§ SELECTED EXTRACT

++++++

If we believe what the establishment is telling us about itself and its inability to think of what it calls “the ordinary citizen”, including blaming the electorate for its own blunders, then we must allow ourselves to be outraged.
In a way, anger is what has got us this far – for better and for worse.
“A free society is a passionate society,” says Daniel Wirls, a professor of politics of the University of California Santa Cruz politics, in a session to discuss the role rage and hostility plays in the political process.
For Wirls and others, the ideal political system is structured in a way that anger can be effectively channelled. In other words, people need to feel their vote produces something and their voice is worth something. For as long as most can remember, this has never been the case for Kenya. We exist in a variant of capitalism that is incompatible with democracy.
There is not a lot of faith in the political system for the majority of Kenyans who speak through media, online platforms and in social settings. Why? Because the political system is unable – or unwilling – to address the economic precarity everyone faces today. If this is the case, anger is the one tool left that can communicate injustice and inequality, to reveal problems impacting society.
And Kenyans have spoken in great lengths, to express their displeasure with all that is wrong with a glorified political process at a time when economic, social and health scares should take precedence. The result is a legitimacy crisis that has fanned cynicism, resignation and withdrawal.
At BBI rallies, instances of crowds taking sides with the underdogs of the process, those that the President has criticised, side-lined or altogether ignored, are rising. In a rally in Meru in February, on a stroke of protocol woe, Raila Odinga addressed a half-empty stadium after his political subordinates in Moses Kuria and Kipchumba Murkomen – the two are friendly to the Deputy President – had received acclaim from a packed rally – attendees proceeded to walk out once the two left.
The idea that Uhuru Kenyatta could remain in power, whether as prime minister or clerk, past his two-term limit is an insult to our constitutional ideals, and insults the intelligence of the Kenyan people. It is an idea that would destroy what patience limits Kenyans have been able to exercise until this point. If we allow it, we are complicit in the devious plan to privatise our country by becoming willing tenants in place of shareholders.
The idea of a three-tier government, which is just another way of expressing the need a new avenue to steal – at a time when hundreds upon hundreds of billions of public money is in the pockets of a handful of individuals – should have been dead on arrival. Yet, somehow, it continues to be mentioned, louder every succeeding time.
Despite expressing regret at the turn of events, Kenyans have been slow in mustering sufficient rage at these atrocities because they are bamboozled with the gospel of choosing a lesser evil (Uhuru and Raila) over a ‘viler’ one (William Ruto), which is what fuels the brazenness of the proponents of the shameless provisions in BBI.
Sporadic instances of anger mark and define important events in the history of our young nation. We must learn to recall and claim that right, for that is the only way we can stand up to the lies churned and dreamt up by politicians. Kenyans must, when the referendum is forced upon them, begin to express and exercise their anger by putting themselves above politicians for once.
To quote Italian philosopher Benedetto Croce, political problems are not external forces beyond our control; they are forces within our control. We just need to make up our own minds to act. We need to be angry enough.

++++++

§ REQUIREMENT 1
From the opinion piece on anger in Kenyan politics, return the passage starting with "For Wirls and" and going on through "problems impacting society.", copied word for word.
§ REQUIREMENT 2
List every person mentioned by name in the opinion piece on anger in Kenyan politics.

++++++

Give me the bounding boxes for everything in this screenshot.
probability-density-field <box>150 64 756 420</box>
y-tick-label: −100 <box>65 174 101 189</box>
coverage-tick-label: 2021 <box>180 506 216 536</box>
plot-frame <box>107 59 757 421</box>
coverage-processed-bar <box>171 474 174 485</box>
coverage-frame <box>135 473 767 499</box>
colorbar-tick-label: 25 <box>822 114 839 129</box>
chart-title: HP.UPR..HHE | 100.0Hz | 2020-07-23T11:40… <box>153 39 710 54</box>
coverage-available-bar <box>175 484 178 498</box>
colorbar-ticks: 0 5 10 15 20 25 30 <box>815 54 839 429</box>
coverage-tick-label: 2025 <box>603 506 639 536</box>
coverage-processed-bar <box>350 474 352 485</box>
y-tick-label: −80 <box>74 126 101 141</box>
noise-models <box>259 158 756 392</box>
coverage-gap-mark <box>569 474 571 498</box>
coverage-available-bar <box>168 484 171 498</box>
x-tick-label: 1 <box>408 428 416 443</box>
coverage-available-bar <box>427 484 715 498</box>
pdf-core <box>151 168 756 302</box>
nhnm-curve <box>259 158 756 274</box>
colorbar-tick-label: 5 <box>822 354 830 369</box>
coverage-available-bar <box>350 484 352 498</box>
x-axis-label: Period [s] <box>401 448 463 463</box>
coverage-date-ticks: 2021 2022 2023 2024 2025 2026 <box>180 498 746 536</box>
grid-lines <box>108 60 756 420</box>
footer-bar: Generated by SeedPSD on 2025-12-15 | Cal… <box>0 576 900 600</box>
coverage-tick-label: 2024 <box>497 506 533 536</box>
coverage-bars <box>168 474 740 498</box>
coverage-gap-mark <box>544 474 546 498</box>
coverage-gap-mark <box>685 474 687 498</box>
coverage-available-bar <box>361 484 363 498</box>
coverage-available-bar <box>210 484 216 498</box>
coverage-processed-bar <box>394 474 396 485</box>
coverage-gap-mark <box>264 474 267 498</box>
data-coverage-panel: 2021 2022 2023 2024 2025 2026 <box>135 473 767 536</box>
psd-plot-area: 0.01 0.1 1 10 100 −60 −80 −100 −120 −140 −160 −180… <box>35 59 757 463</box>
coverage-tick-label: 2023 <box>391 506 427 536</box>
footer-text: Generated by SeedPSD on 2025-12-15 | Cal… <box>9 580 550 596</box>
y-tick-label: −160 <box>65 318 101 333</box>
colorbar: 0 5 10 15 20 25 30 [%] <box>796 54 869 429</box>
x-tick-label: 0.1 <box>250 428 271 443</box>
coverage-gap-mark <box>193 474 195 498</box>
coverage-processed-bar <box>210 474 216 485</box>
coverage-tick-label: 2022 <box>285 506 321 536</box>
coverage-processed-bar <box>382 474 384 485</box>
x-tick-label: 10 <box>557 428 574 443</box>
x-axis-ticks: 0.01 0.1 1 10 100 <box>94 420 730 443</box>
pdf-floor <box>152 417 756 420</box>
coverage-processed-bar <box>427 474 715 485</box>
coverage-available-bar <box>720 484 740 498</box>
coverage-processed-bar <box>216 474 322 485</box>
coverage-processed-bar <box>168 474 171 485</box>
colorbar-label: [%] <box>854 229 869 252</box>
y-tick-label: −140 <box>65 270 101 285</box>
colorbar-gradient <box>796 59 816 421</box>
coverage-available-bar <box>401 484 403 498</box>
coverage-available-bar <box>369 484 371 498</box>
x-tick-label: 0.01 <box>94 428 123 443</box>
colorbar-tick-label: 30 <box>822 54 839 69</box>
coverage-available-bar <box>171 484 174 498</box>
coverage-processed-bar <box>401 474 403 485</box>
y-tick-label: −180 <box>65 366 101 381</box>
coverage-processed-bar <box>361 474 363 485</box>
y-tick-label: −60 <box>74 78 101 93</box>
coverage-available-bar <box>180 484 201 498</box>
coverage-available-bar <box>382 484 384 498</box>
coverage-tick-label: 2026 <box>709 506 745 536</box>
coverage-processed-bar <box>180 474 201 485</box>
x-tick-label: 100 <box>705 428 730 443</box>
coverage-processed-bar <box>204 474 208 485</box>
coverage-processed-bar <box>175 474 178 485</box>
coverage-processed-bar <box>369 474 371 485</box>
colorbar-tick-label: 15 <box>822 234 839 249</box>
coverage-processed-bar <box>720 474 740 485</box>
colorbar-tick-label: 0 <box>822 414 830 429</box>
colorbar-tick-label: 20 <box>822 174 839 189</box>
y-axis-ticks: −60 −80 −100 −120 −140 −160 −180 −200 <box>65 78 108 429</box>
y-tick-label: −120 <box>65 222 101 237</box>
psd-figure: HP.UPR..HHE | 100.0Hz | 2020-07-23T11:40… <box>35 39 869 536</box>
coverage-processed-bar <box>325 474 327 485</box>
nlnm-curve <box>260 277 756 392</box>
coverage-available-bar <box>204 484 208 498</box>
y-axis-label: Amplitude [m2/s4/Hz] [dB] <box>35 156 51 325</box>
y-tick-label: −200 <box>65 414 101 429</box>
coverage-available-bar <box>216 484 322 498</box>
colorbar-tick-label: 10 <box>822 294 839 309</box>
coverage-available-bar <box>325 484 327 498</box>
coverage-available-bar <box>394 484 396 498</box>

++++++

§ ANSWER BOX 1
For Wirls and others, the ideal political system is structured in a way that anger can be effectively channelled. In other words, people need to feel their vote produces something and their voice is worth something. For as long as most can remember, this has never been the case for Kenya. We exist in a variant of capitalism that is incompatible with democracy.
There is not a lot of faith in the political system for the majority of Kenyans who speak through media, online platforms and in social settings. Why? Because the political system is unable – or unwilling – to address the economic precarity everyone faces today. If this is the case, anger is the one tool left that can communicate injustice and inequality, to reveal problems impacting society.

§ ANSWER BOX 2
Daniel Wirls
Raila Odinga
Moses Kuria
Kipchumba Murkomen
Uhuru Kenyatta
William Ruto
Benedetto Croce